_What needs to be done:_
Give only a count of the lines that include the string "Rate".

_Provided material:_
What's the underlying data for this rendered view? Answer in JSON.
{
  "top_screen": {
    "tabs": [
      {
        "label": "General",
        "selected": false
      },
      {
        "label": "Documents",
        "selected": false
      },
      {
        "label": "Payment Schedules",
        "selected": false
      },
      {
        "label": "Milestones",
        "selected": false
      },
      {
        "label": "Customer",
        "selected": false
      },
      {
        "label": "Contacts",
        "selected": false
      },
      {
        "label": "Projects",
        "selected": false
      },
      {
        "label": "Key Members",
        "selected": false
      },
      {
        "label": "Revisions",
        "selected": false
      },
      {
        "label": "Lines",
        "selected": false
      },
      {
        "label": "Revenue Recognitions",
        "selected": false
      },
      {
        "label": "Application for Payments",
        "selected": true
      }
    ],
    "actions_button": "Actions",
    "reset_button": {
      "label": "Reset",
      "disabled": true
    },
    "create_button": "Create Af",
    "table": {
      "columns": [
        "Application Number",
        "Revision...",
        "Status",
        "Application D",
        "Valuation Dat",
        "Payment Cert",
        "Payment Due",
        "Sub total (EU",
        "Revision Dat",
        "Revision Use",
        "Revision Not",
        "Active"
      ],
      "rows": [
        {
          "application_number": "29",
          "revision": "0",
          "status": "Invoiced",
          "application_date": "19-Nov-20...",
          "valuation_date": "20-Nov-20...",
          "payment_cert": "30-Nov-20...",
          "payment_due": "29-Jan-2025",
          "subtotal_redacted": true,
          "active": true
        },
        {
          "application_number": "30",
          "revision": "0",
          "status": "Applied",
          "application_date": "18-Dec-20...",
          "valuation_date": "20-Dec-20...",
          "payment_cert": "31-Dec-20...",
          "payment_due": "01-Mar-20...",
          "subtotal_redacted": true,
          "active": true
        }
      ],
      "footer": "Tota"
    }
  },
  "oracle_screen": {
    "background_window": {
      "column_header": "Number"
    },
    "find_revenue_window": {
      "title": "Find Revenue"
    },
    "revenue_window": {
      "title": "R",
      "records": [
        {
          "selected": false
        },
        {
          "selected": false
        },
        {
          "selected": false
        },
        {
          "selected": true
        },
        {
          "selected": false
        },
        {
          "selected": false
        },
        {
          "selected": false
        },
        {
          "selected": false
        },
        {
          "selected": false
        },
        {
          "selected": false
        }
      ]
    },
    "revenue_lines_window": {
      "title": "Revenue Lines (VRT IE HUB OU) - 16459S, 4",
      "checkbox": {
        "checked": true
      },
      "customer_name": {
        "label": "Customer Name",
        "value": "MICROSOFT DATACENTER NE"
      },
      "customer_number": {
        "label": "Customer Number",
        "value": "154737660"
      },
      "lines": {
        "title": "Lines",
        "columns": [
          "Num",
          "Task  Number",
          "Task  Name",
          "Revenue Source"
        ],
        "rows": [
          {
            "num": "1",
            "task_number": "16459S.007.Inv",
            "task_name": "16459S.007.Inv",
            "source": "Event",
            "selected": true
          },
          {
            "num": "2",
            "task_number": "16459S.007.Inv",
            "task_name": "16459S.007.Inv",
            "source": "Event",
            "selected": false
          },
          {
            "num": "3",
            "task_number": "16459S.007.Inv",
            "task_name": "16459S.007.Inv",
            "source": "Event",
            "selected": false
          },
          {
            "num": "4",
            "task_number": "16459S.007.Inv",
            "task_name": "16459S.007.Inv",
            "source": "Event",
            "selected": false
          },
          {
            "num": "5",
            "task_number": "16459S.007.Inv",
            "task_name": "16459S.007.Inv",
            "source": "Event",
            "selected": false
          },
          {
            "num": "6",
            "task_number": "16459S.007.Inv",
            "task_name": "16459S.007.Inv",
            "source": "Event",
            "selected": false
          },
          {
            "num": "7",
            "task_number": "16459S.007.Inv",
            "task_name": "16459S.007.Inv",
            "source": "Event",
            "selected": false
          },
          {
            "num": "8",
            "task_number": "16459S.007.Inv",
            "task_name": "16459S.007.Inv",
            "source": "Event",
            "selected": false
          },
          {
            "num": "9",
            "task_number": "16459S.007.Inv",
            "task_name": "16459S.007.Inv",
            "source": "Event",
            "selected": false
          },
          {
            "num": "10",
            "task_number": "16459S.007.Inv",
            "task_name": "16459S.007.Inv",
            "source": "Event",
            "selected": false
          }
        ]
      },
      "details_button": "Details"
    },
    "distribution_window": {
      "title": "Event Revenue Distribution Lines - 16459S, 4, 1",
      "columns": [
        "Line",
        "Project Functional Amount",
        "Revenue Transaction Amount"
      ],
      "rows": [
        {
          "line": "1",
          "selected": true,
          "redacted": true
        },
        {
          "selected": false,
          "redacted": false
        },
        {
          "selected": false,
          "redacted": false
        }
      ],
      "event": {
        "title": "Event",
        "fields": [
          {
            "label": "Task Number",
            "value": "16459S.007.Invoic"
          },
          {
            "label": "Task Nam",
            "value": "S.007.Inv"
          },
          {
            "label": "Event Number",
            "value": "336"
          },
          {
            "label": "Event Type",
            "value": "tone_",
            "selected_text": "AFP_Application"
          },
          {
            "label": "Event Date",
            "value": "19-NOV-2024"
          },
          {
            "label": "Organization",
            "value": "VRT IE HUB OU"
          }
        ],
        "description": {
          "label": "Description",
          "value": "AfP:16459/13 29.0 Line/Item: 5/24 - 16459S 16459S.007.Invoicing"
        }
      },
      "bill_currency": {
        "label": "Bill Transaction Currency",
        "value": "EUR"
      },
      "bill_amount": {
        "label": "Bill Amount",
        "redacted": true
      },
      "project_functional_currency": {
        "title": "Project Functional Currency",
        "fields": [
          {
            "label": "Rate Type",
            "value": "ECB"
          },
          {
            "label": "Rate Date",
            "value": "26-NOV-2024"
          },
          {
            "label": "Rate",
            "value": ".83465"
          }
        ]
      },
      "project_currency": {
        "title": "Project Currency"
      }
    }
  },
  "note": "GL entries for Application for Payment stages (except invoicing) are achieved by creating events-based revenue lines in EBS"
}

_Output of the exercise:_
3